[Data extracted from a collection]

((

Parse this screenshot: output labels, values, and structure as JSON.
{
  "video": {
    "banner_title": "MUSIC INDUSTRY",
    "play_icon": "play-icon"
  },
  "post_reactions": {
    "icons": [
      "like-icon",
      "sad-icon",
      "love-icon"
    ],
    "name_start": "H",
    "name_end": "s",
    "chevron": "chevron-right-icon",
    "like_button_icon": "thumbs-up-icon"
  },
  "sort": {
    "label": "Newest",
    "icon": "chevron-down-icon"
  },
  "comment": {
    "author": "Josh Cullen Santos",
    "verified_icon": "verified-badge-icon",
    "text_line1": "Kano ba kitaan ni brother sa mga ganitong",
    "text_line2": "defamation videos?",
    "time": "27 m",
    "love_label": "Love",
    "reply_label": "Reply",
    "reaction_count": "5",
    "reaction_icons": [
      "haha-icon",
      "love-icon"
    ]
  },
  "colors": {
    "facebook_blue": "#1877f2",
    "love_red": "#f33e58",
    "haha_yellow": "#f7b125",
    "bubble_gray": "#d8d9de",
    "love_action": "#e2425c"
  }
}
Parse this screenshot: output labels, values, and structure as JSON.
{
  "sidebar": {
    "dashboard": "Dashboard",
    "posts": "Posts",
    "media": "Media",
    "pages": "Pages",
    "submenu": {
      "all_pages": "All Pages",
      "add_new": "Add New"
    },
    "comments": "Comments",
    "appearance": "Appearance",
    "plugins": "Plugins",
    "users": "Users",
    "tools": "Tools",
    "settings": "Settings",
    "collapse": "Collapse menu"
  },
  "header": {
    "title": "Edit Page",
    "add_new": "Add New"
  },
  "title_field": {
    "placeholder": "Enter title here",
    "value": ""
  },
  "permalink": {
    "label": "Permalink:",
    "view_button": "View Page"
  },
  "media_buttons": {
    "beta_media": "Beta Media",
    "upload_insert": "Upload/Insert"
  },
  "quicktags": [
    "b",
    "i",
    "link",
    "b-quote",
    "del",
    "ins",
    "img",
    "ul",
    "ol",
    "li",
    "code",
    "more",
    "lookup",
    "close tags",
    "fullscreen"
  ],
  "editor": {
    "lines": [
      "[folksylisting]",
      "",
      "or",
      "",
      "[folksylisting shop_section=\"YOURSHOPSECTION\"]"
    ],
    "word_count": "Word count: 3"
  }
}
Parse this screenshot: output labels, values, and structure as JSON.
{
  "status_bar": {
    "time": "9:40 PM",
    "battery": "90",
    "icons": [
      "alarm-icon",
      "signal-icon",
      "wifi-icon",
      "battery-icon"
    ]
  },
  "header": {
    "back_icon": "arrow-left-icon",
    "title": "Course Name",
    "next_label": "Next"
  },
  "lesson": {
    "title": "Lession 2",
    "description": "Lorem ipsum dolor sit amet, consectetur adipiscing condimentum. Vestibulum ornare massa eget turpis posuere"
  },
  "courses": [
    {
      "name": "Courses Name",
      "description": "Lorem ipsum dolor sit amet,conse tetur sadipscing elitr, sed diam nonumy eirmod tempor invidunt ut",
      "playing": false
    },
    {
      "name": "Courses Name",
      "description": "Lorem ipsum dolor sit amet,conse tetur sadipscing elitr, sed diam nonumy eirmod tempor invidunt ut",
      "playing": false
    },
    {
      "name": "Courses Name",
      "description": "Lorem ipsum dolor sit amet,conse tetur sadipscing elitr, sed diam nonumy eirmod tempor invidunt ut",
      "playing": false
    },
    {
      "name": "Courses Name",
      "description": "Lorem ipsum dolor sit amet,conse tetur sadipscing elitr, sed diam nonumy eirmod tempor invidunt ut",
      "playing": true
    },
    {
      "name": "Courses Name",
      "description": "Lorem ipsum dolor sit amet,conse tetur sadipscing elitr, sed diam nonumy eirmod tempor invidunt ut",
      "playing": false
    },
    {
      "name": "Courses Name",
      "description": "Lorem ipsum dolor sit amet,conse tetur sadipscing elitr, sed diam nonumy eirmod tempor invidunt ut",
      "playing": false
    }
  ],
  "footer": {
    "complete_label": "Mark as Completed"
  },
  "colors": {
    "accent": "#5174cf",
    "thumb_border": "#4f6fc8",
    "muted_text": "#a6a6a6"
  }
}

))

Every record above needs to be repeated word for word.

> **Answer in full**:
Parse this screenshot: output labels, values, and structure as JSON.
{
  "video": {
    "banner_title": "MUSIC INDUSTRY",
    "play_icon": "play-icon"
  },
  "post_reactions": {
    "icons": [
      "like-icon",
      "sad-icon",
      "love-icon"
    ],
    "name_start": "H",
    "name_end": "s",
    "chevron": "chevron-right-icon",
    "like_button_icon": "thumbs-up-icon"
  },
  "sort": {
    "label": "Newest",
    "icon": "chevron-down-icon"
  },
  "comment": {
    "author": "Josh Cullen Santos",
    "verified_icon": "verified-badge-icon",
    "text_line1": "Kano ba kitaan ni brother sa mga ganitong",
    "text_line2": "defamation videos?",
    "time": "27 m",
    "love_label": "Love",
    "reply_label": "Reply",
    "reaction_count": "5",
    "reaction_icons": [
      "haha-icon",
      "love-icon"
    ]
  },
  "colors": {
    "facebook_blue": "#1877f2",
    "love_red": "#f33e58",
    "haha_yellow": "#f7b125",
    "bubble_gray": "#d8d9de",
    "love_action": "#e2425c"
  }
}
Parse this screenshot: output labels, values, and structure as JSON.
{
  "sidebar": {
    "dashboard": "Dashboard",
    "posts": "Posts",
    "media": "Media",
    "pages": "Pages",
    "submenu": {
      "all_pages": "All Pages",
      "add_new": "Add New"
    },
    "comments": "Comments",
    "appearance": "Appearance",
    "plugins": "Plugins",
    "users": "Users",
    "tools": "Tools",
    "settings": "Settings",
    "collapse": "Collapse menu"
  },
  "header": {
    "title": "Edit Page",
    "add_new": "Add New"
  },
  "title_field": {
    "placeholder": "Enter title here",
    "value": ""
  },
  "permalink": {
    "label": "Permalink:",
    "view_button": "View Page"
  },
  "media_buttons": {
    "beta_media": "Beta Media",
    "upload_insert": "Upload/Insert"
  },
  "quicktags": [
    "b",
    "i",
    "link",
    "b-quote",
    "del",
    "ins",
    "img",
    "ul",
    "ol",
    "li",
    "code",
    "more",
    "lookup",
    "close tags",
    "fullscreen"
  ],
  "editor": {
    "lines": [
      "[folksylisting]",
      "",
      "or",
      "",
      "[folksylisting shop_section=\"YOURSHOPSECTION\"]"
    ],
    "word_count": "Word count: 3"
  }
}
Parse this screenshot: output labels, values, and structure as JSON.
{
  "status_bar": {
    "time": "9:40 PM",
    "battery": "90",
    "icons": [
      "alarm-icon",
      "signal-icon",
      "wifi-icon",
      "battery-icon"
    ]
  },
  "header": {
    "back_icon": "arrow-left-icon",
    "title": "Course Name",
    "next_label": "Next"
  },
  "lesson": {
    "title": "Lession 2",
    "description": "Lorem ipsum dolor sit amet, consectetur adipiscing condimentum. Vestibulum ornare massa eget turpis posuere"
  },
  "courses": [
    {
      "name": "Courses Name",
      "description": "Lorem ipsum dolor sit amet,conse tetur sadipscing elitr, sed diam nonumy eirmod tempor invidunt ut",
      "playing": false
    },
    {
      "name": "Courses Name",
      "description": "Lorem ipsum dolor sit amet,conse tetur sadipscing elitr, sed diam nonumy eirmod tempor invidunt ut",
      "playing": false
    },
    {
      "name": "Courses Name",
      "description": "Lorem ipsum dolor sit amet,conse tetur sadipscing elitr, sed diam nonumy eirmod tempor invidunt ut",
      "playing": false
    },
    {
      "name": "Courses Name",
      "description": "Lorem ipsum dolor sit amet,conse tetur sadipscing elitr, sed diam nonumy eirmod tempor invidunt ut",
      "playing": true
    },
    {
      "name": "Courses Name",
      "description": "Lorem ipsum dolor sit amet,conse tetur sadipscing elitr, sed diam nonumy eirmod tempor invidunt ut",
      "playing": false
    },
    {
      "name": "Courses Name",
      "description": "Lorem ipsum dolor sit amet,conse tetur sadipscing elitr, sed diam nonumy eirmod tempor invidunt ut",
      "playing": false
    }
  ],
  "footer": {
    "complete_label": "Mark as Completed"
  },
  "colors": {
    "accent": "#5174cf",
    "thumb_border": "#4f6fc8",
    "muted_text": "#a6a6a6"
  }
}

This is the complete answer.